Lay out each line of the material below as a JSON list of strings, one string per line, with blank lines left out.
*-*-*
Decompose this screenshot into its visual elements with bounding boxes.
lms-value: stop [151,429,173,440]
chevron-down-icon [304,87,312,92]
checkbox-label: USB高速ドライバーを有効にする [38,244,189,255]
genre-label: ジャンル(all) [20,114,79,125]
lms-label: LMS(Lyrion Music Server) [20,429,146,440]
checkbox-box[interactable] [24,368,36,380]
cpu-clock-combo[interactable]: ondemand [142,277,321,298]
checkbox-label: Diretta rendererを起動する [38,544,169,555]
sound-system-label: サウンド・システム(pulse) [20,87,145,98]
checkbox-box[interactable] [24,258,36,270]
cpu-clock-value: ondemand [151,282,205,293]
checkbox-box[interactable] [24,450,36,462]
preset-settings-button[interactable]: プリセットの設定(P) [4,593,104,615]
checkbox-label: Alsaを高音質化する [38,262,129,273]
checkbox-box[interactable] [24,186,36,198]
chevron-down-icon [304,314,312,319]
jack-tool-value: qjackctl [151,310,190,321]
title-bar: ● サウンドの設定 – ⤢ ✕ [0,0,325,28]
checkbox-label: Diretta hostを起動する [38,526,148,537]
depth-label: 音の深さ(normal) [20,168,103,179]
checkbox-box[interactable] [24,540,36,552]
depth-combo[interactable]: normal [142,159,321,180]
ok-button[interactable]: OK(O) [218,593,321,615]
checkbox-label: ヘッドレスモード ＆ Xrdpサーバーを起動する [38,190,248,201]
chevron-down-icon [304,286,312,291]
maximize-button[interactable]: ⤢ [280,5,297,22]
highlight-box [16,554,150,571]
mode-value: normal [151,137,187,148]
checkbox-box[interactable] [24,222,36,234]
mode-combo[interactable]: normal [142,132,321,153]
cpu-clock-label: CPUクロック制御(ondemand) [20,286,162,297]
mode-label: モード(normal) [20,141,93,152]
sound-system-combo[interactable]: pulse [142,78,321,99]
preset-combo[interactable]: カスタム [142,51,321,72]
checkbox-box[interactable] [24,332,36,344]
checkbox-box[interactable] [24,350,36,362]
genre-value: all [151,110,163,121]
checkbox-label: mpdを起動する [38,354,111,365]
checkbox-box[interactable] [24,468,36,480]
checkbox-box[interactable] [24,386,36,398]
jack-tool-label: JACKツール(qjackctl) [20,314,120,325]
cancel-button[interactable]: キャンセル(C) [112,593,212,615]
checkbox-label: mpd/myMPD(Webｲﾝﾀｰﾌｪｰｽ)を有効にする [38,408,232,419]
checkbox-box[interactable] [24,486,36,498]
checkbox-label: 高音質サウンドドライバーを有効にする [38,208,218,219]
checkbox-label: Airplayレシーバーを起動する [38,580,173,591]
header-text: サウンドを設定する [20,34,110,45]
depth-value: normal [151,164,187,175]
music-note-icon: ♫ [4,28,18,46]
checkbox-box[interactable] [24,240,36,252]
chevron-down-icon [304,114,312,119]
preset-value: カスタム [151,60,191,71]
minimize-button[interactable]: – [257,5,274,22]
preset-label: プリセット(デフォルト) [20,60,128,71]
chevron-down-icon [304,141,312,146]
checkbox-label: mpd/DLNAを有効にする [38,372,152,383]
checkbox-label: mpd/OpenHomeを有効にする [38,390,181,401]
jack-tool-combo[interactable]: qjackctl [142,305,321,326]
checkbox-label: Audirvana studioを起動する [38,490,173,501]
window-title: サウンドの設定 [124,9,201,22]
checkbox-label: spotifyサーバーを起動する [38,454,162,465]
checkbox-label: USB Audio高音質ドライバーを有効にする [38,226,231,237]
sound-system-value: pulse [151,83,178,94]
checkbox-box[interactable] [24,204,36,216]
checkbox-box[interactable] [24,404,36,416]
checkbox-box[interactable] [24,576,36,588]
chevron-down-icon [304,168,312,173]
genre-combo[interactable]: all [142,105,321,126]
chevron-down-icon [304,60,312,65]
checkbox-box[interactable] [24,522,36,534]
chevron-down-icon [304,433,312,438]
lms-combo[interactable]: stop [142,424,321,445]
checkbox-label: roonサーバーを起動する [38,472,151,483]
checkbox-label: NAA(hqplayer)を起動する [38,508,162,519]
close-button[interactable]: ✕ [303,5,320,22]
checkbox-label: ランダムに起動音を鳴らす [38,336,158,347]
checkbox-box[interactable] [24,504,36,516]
*-*-*
**Expected output**
[
  "Decompose this screenshot into its visual elements with bounding boxes.",
  "lms-value: stop [151,429,173,440]",
  "chevron-down-icon [304,87,312,92]",
  "checkbox-label: USB高速ドライバーを有効にする [38,244,189,255]",
  "genre-label: ジャンル(all) [20,114,79,125]",
  "lms-label: LMS(Lyrion Music Server) [20,429,146,440]",
  "checkbox-box[interactable] [24,368,36,380]",
  "cpu-clock-combo[interactable]: ondemand [142,277,321,298]",
  "checkbox-label: Diretta rendererを起動する [38,544,169,555]",
  "sound-system-label: サウンド・システム(pulse) [20,87,145,98]",
  "checkbox-box[interactable] [24,258,36,270]",
  "cpu-clock-value: ondemand [151,282,205,293]",
  "checkbox-box[interactable] [24,450,36,462]",
  "preset-settings-button[interactable]: プリセットの設定(P) [4,593,104,615]",
  "checkbox-label: Alsaを高音質化する [38,262,129,273]",
  "checkbox-box[interactable] [24,186,36,198]",
  "chevron-down-icon [304,314,312,319]",
  "jack-tool-value: qjackctl [151,310,190,321]",
  "title-bar: ● サウンドの設定 – ⤢ ✕ [0,0,325,28]",
  "checkbox-label: Diretta hostを起動する [38,526,148,537]",
  "depth-label: 音の深さ(normal) [20,168,103,179]",
  "checkbox-box[interactable] [24,540,36,552]",
  "depth-combo[interactable]: normal [142,159,321,180]",
  "ok-button[interactable]: OK(O) [218,593,321,615]",
  "checkbox-label: ヘッドレスモード ＆ Xrdpサーバーを起動する [38,190,248,201]",
  "chevron-down-icon [304,286,312,291]",
  "maximize-button[interactable]: ⤢ [280,5,297,22]",
  "highlight-box [16,554,150,571]",
  "mode-value: normal [151,137,187,148]",
  "checkbox-box[interactable] [24,222,36,234]",
  "mode-combo[interactable]: normal [142,132,321,153]",
  "cpu-clock-label: CPUクロック制御(ondemand) [20,286,162,297]",
  "mode-label: モード(normal) [20,141,93,152]",
  "sound-system-combo[interactable]: pulse [142,78,321,99]",
  "preset-combo[interactable]: カスタム [142,51,321,72]",
  "checkbox-box[interactable] [24,332,36,344]",
  "checkbox-box[interactable] [24,350,36,362]",
  "genre-value: all [151,110,163,121]",
  "checkbox-label: mpdを起動する [38,354,111,365]",
  "checkbox-box[interactable] [24,468,36,480]",
  "checkbox-box[interactable] [24,386,36,398]",
  "jack-tool-label: JACKツール(qjackctl) [20,314,120,325]",
  "cancel-button[interactable]: キャンセル(C) [112,593,212,615]",
  "checkbox-label: mpd/myMPD(Webｲﾝﾀｰﾌｪｰｽ)を有効にする [38,408,232,419]",
  "checkbox-box[interactable] [24,486,36,498]",
  "checkbox-label: 高音質サウンドドライバーを有効にする [38,208,218,219]",
  "checkbox-label: Airplayレシーバーを起動する [38,580,173,591]",
  "header-text: サウンドを設定する [20,34,110,45]",
  "depth-value: normal [151,164,187,175]",
  "music-note-icon: ♫ [4,28,18,46]",
  "checkbox-box[interactable] [24,240,36,252]",
  "chevron-down-icon [304,114,312,119]",
  "preset-value: カスタム [151,60,191,71]",
  "minimize-button[interactable]: – [257,5,274,22]",
  "preset-label: プリセット(デフォルト) [20,60,128,71]",
  "chevron-down-icon [304,141,312,146]",
  "checkbox-label: mpd/DLNAを有効にする [38,372,152,383]",
  "checkbox-label: mpd/OpenHomeを有効にする [38,390,181,401]",
  "jack-tool-combo[interactable]: qjackctl [142,305,321,326]",
  "checkbox-label: Audirvana studioを起動する [38,490,173,501]",
  "window-title: サウンドの設定 [124,9,201,22]",
  "checkbox-label: spotifyサーバーを起動する [38,454,162,465]",
  "checkbox-label: USB Audio高音質ドライバーを有効にする [38,226,231,237]",
  "sound-system-value: pulse [151,83,178,94]",
  "checkbox-box[interactable] [24,204,36,216]",
  "checkbox-box[interactable] [24,404,36,416]",
  "checkbox-box[interactable] [24,576,36,588]",
  "chevron-down-icon [304,168,312,173]",
  "genre-combo[interactable]: all [142,105,321,126]",
  "chevron-down-icon [304,60,312,65]",
  "checkbox-box[interactable] [24,522,36,534]",
  "chevron-down-icon [304,433,312,438]",
  "lms-combo[interactable]: stop [142,424,321,445]",
  "checkbox-label: roonサーバーを起動する [38,472,151,483]",
  "checkbox-label: NAA(hqplayer)を起動する [38,508,162,519]",
  "close-button[interactable]: ✕ [303,5,320,22]",
  "checkbox-label: ランダムに起動音を鳴らす [38,336,158,347]",
  "checkbox-box[interactable] [24,504,36,516]"
]